● DATA SHOWN:
......

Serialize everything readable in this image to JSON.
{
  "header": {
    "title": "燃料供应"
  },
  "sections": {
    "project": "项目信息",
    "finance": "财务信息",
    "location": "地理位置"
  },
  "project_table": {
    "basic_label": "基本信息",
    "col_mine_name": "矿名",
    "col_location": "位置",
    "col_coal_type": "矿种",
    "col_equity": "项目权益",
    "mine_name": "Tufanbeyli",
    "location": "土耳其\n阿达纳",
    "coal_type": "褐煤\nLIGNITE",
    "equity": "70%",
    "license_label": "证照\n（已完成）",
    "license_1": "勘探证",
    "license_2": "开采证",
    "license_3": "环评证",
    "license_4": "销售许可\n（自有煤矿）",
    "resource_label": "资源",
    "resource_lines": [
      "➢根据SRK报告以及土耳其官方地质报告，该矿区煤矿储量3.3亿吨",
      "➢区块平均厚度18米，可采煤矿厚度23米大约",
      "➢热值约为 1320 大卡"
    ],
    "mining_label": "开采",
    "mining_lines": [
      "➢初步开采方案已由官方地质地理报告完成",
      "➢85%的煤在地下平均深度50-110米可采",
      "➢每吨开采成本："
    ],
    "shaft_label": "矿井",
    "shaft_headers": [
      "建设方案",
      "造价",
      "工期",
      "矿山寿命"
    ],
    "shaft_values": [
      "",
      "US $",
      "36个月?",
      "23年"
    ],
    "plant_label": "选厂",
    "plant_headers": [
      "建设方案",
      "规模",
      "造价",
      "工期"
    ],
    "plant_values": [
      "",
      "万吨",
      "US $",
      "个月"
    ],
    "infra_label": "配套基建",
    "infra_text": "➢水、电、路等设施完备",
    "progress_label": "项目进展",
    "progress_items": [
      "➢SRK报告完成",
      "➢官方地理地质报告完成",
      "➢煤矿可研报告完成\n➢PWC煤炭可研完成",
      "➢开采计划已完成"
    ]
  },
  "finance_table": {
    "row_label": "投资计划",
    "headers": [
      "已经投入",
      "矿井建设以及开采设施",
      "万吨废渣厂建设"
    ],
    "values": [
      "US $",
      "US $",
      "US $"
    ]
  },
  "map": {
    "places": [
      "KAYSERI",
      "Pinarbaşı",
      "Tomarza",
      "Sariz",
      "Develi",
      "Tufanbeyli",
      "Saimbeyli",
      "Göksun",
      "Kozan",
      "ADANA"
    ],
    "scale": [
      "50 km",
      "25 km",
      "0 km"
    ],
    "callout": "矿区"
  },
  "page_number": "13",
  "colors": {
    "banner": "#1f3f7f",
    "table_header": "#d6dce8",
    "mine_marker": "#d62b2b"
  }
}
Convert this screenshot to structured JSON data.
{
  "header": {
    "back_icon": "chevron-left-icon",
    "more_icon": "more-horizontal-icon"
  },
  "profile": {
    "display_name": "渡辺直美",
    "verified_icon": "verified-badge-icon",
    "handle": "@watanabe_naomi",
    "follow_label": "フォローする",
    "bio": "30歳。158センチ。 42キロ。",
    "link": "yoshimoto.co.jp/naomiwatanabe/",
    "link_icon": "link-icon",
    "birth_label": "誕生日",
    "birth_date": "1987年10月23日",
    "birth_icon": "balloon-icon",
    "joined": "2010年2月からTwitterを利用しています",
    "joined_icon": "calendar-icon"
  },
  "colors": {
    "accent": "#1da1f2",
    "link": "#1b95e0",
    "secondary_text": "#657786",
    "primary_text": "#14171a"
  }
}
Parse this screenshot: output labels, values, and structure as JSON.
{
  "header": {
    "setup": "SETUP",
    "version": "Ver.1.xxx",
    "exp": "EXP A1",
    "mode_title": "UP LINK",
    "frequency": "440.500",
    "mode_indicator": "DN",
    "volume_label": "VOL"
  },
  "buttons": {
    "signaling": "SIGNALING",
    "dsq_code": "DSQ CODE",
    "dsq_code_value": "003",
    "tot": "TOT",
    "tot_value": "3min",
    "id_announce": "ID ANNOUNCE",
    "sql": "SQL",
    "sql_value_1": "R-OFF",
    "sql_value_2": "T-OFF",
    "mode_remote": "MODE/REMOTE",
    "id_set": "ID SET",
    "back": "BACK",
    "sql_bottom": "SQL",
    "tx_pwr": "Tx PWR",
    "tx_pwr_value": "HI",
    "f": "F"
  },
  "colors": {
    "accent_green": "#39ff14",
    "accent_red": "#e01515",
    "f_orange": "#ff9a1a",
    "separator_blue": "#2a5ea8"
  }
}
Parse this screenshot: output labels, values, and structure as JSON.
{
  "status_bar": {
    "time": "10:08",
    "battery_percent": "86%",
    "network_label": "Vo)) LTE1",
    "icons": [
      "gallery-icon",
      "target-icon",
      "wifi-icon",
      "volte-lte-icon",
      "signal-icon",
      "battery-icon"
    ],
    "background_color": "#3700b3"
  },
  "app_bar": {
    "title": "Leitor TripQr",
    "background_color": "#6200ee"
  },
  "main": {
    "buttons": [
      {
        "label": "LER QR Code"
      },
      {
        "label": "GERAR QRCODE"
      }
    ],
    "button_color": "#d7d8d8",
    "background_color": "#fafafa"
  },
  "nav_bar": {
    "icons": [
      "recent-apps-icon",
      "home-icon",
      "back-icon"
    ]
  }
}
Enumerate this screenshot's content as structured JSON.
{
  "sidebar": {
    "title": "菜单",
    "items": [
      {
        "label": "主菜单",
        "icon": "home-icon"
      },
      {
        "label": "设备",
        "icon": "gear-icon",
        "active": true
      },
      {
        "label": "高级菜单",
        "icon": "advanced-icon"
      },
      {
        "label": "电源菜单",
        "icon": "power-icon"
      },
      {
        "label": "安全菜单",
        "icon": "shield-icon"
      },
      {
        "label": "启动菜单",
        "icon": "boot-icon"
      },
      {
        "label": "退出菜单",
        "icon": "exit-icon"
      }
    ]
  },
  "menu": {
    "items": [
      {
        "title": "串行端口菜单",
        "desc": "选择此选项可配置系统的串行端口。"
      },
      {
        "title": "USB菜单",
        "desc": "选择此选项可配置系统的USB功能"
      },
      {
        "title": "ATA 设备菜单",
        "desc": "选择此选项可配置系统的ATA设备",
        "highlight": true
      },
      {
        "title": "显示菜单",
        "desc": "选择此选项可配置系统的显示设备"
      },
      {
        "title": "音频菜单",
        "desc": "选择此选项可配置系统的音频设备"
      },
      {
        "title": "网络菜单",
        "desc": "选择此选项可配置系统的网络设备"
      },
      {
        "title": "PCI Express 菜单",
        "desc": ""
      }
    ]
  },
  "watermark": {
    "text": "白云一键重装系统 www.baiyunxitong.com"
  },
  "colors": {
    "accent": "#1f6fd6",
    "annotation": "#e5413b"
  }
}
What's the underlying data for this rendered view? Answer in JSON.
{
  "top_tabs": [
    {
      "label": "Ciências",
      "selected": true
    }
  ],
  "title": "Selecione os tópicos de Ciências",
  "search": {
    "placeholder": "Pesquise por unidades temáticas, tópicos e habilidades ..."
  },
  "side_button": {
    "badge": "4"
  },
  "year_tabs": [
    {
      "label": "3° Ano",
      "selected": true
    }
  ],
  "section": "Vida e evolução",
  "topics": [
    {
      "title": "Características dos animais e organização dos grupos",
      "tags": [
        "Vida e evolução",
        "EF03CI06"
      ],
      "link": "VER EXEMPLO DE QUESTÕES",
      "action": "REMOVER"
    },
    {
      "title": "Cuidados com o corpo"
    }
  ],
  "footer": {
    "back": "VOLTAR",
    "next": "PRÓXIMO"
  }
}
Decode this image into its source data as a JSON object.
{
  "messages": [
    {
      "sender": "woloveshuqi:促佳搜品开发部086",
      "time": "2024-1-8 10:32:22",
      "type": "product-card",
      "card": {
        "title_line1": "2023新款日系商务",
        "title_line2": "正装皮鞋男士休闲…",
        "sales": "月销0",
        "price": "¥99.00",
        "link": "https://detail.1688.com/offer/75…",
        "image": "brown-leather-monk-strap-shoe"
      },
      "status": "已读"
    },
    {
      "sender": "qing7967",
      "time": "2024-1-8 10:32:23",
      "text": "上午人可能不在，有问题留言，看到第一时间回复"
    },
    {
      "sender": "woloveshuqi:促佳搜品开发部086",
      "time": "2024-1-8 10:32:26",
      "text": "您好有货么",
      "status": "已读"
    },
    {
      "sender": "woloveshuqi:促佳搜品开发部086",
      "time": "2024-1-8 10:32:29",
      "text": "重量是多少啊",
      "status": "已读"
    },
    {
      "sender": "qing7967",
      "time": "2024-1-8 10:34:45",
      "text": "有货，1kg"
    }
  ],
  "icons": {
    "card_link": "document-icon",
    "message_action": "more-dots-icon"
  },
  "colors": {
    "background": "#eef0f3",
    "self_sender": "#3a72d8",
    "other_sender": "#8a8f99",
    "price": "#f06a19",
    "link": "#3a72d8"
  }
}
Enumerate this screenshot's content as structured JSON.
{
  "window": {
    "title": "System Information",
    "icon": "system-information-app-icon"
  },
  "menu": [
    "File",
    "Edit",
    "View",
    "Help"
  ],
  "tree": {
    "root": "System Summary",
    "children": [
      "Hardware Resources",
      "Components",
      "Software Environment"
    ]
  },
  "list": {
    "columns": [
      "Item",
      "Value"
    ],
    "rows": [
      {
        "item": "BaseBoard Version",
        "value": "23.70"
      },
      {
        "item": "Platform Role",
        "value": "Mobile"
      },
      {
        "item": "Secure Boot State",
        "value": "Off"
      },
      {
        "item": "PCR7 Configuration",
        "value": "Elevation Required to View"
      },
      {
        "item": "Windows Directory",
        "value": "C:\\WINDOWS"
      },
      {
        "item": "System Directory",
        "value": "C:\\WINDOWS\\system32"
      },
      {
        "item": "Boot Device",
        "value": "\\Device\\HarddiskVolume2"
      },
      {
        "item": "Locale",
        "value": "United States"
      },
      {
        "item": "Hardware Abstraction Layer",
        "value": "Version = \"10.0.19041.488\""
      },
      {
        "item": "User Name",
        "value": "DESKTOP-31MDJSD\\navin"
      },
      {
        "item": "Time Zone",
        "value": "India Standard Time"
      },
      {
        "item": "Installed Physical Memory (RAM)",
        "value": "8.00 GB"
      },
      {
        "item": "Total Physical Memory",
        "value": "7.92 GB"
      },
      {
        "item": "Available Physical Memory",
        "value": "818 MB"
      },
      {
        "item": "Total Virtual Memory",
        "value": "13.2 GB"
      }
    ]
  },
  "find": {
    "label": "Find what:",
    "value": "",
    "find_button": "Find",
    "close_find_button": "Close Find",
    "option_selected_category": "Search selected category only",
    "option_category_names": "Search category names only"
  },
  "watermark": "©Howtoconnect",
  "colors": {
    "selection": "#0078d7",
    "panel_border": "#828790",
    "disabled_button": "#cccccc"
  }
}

......

● STATED EXERCISE:
Looking at the entries above, how many lines contain the word "Physical"? Answer with the number alone.

● FINISHED TASK:
3